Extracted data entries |
— Begin —

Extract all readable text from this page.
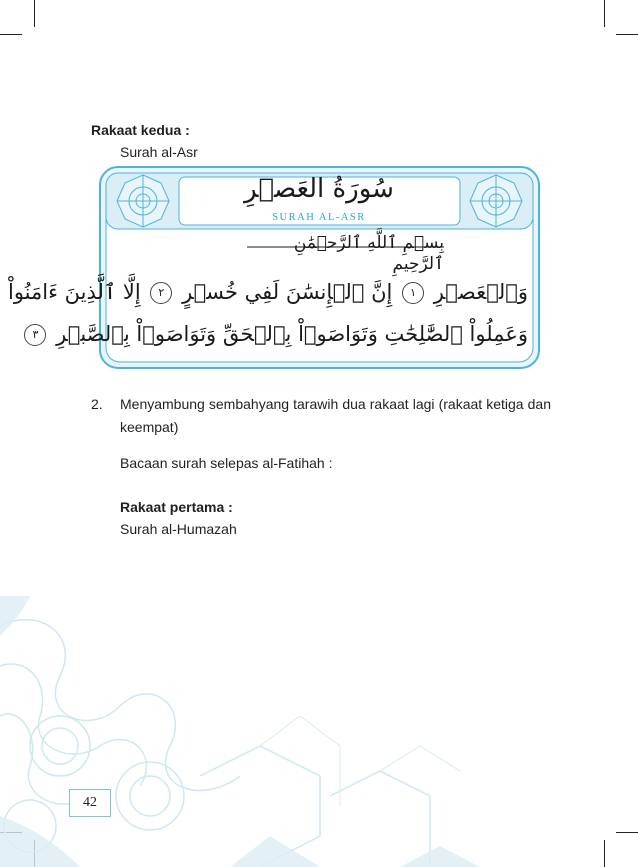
Rakaat kedua :
Surah al-Asr
سُورَةُ العَصۡرِ
SURAH AL-ASR
بِسۡمِ ٱللَّهِ ٱلرَّحۡمَٰنِ ٱلرَّحِيمِ
وَٱلۡعَصۡرِ ١ إِنَّ ٱلۡإِنسَٰنَ لَفِي خُسۡرٍ ٢ إِلَّا ٱلَّذِينَ ءَامَنُواْ
وَعَمِلُواْ ٱلصَّٰلِحَٰتِ وَتَوَاصَوۡاْ بِٱلۡحَقِّ وَتَوَاصَوۡاْ بِٱلصَّبۡرِ ٣
2. Menyambung sembahyang tarawih dua rakaat lagi (rakaat ketiga dan keempat)
Bacaan surah selepas al-Fatihah :
Rakaat pertama :
Surah al-Humazah
42
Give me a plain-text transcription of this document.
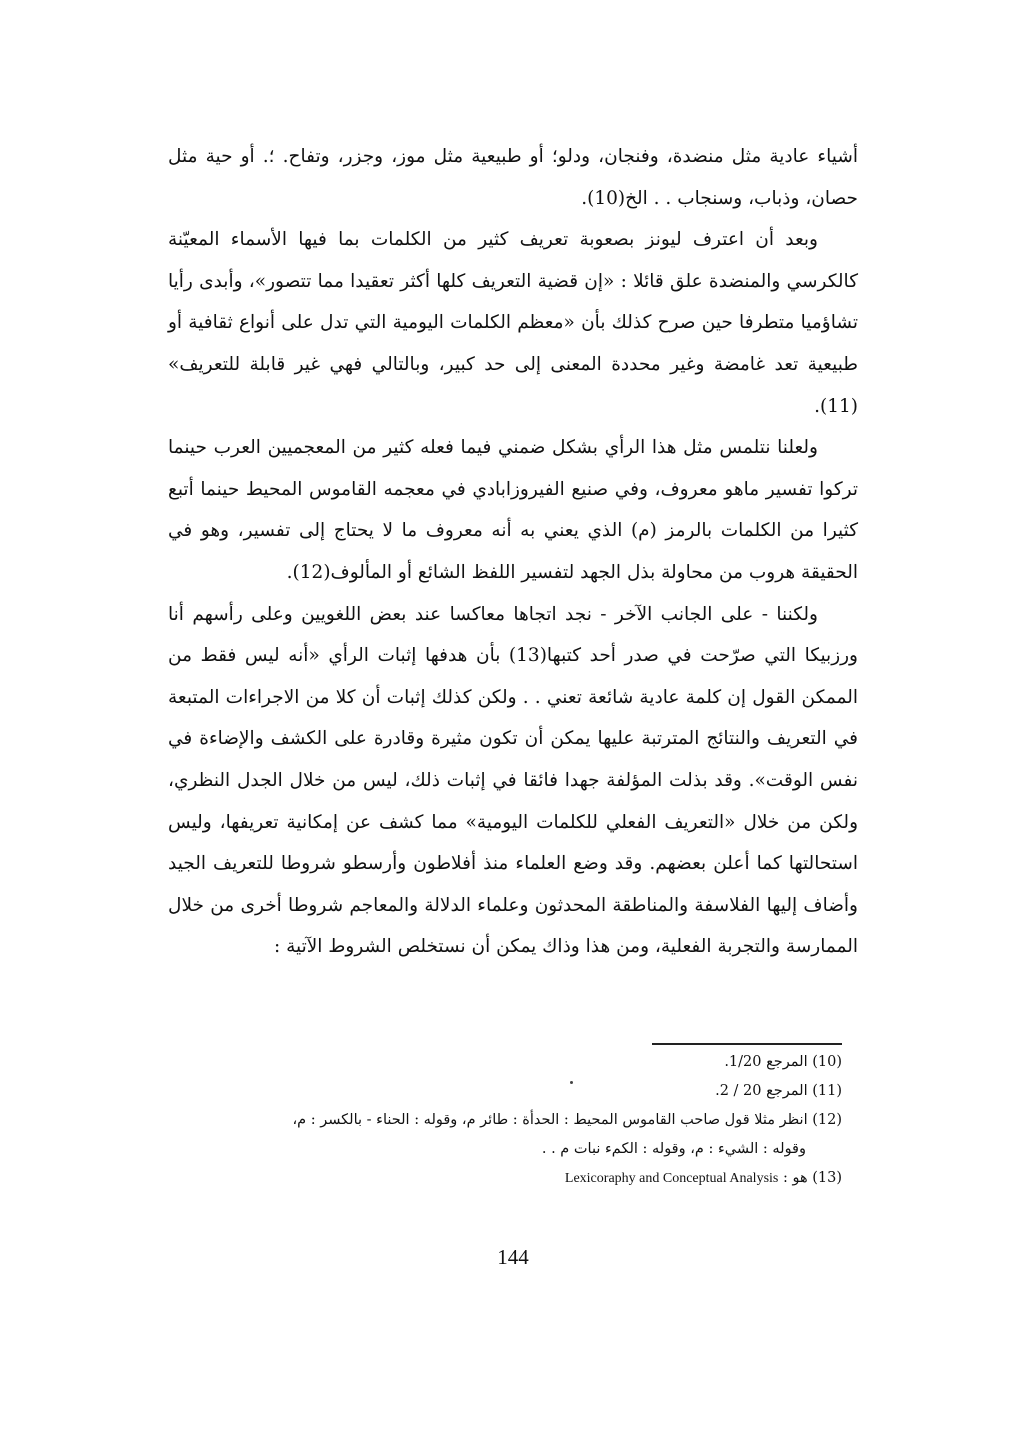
أشياء عادية مثل منضدة، وفنجان، ودلو؛ أو طبيعية مثل موز، وجزر، وتفاح. ؛. أو حية مثل حصان، وذباب، وسنجاب . . الخ(10).

وبعد أن اعترف ليونز بصعوبة تعريف كثير من الكلمات بما فيها الأسماء المعيّنة كالكرسي والمنضدة علق قائلا : «إن قضية التعريف كلها أكثر تعقيدا مما تتصور»، وأبدى رأيا تشاؤميا متطرفا حين صرح كذلك بأن «معظم الكلمات اليومية التي تدل على أنواع ثقافية أو طبيعية تعد غامضة وغير محددة المعنى إلى حد كبير، وبالتالي فهي غير قابلة للتعريف» (11).

ولعلنا نتلمس مثل هذا الرأي بشكل ضمني فيما فعله كثير من المعجميين العرب حينما تركوا تفسير ماهو معروف، وفي صنيع الفيروزابادي في معجمه القاموس المحيط حينما أتبع كثيرا من الكلمات بالرمز (م) الذي يعني به أنه معروف ما لا يحتاج إلى تفسير، وهو في الحقيقة هروب من محاولة بذل الجهد لتفسير اللفظ الشائع أو المألوف(12).

ولكننا - على الجانب الآخر - نجد اتجاها معاكسا عند بعض اللغويين وعلى رأسهم أنا ورزبيكا التي صرّحت في صدر أحد كتبها(13) بأن هدفها إثبات الرأي «أنه ليس فقط من الممكن القول إن كلمة عادية شائعة تعني . . ولكن كذلك إثبات أن كلا من الاجراءات المتبعة في التعريف والنتائج المترتبة عليها يمكن أن تكون مثيرة وقادرة على الكشف والإضاءة في نفس الوقت». وقد بذلت المؤلفة جهدا فائقا في إثبات ذلك، ليس من خلال الجدل النظري، ولكن من خلال «التعريف الفعلي للكلمات اليومية» مما كشف عن إمكانية تعريفها، وليس استحالتها كما أعلن بعضهم. وقد وضع العلماء منذ أفلاطون وأرسطو شروطا للتعريف الجيد وأضاف إليها الفلاسفة والمناطقة المحدثون وعلماء الدلالة والمعاجم شروطا أخرى من خلال الممارسة والتجربة الفعلية، ومن هذا وذاك يمكن أن نستخلص الشروط الآتية :

(10) المرجع 1/20.

(11) المرجع 20 / 2.

(12) انظر مثلا قول صاحب القاموس المحيط : الحدأة : طائر م، وقوله : الحناء - بالكسر : م،

وقوله : الشيء : م، وقوله : الكمء نبات م . .

(13) هو : Lexicoraphy and Conceptual Analysis

144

— End —

WHAT TO DO | Excluding the pictures, restate the records above word for word.

FINISHED ANSWER |
Extract all readable text from this page.
Rakaat kedua :
Surah al-Asr
سُورَةُ العَصۡرِ
SURAH AL-ASR
بِسۡمِ ٱللَّهِ ٱلرَّحۡمَٰنِ ٱلرَّحِيمِ
وَٱلۡعَصۡرِ ١ إِنَّ ٱلۡإِنسَٰنَ لَفِي خُسۡرٍ ٢ إِلَّا ٱلَّذِينَ ءَامَنُواْ
وَعَمِلُواْ ٱلصَّٰلِحَٰتِ وَتَوَاصَوۡاْ بِٱلۡحَقِّ وَتَوَاصَوۡاْ بِٱلصَّبۡرِ ٣
2. Menyambung sembahyang tarawih dua rakaat lagi (rakaat ketiga dan keempat)
Bacaan surah selepas al-Fatihah :
Rakaat pertama :
Surah al-Humazah
42
Give me a plain-text transcription of this document.
أشياء عادية مثل منضدة، وفنجان، ودلو؛ أو طبيعية مثل موز، وجزر، وتفاح. ؛. أو حية مثل حصان، وذباب، وسنجاب . . الخ(10).

وبعد أن اعترف ليونز بصعوبة تعريف كثير من الكلمات بما فيها الأسماء المعيّنة كالكرسي والمنضدة علق قائلا : «إن قضية التعريف كلها أكثر تعقيدا مما تتصور»، وأبدى رأيا تشاؤميا متطرفا حين صرح كذلك بأن «معظم الكلمات اليومية التي تدل على أنواع ثقافية أو طبيعية تعد غامضة وغير محددة المعنى إلى حد كبير، وبالتالي فهي غير قابلة للتعريف» (11).

ولعلنا نتلمس مثل هذا الرأي بشكل ضمني فيما فعله كثير من المعجميين العرب حينما تركوا تفسير ماهو معروف، وفي صنيع الفيروزابادي في معجمه القاموس المحيط حينما أتبع كثيرا من الكلمات بالرمز (م) الذي يعني به أنه معروف ما لا يحتاج إلى تفسير، وهو في الحقيقة هروب من محاولة بذل الجهد لتفسير اللفظ الشائع أو المألوف(12).

ولكننا - على الجانب الآخر - نجد اتجاها معاكسا عند بعض اللغويين وعلى رأسهم أنا ورزبيكا التي صرّحت في صدر أحد كتبها(13) بأن هدفها إثبات الرأي «أنه ليس فقط من الممكن القول إن كلمة عادية شائعة تعني . . ولكن كذلك إثبات أن كلا من الاجراءات المتبعة في التعريف والنتائج المترتبة عليها يمكن أن تكون مثيرة وقادرة على الكشف والإضاءة في نفس الوقت». وقد بذلت المؤلفة جهدا فائقا في إثبات ذلك، ليس من خلال الجدل النظري، ولكن من خلال «التعريف الفعلي للكلمات اليومية» مما كشف عن إمكانية تعريفها، وليس استحالتها كما أعلن بعضهم. وقد وضع العلماء منذ أفلاطون وأرسطو شروطا للتعريف الجيد وأضاف إليها الفلاسفة والمناطقة المحدثون وعلماء الدلالة والمعاجم شروطا أخرى من خلال الممارسة والتجربة الفعلية، ومن هذا وذاك يمكن أن نستخلص الشروط الآتية :

(10) المرجع 1/20.

(11) المرجع 20 / 2.

(12) انظر مثلا قول صاحب القاموس المحيط : الحدأة : طائر م، وقوله : الحناء - بالكسر : م،

وقوله : الشيء : م، وقوله : الكمء نبات م . .

(13) هو : Lexicoraphy and Conceptual Analysis

144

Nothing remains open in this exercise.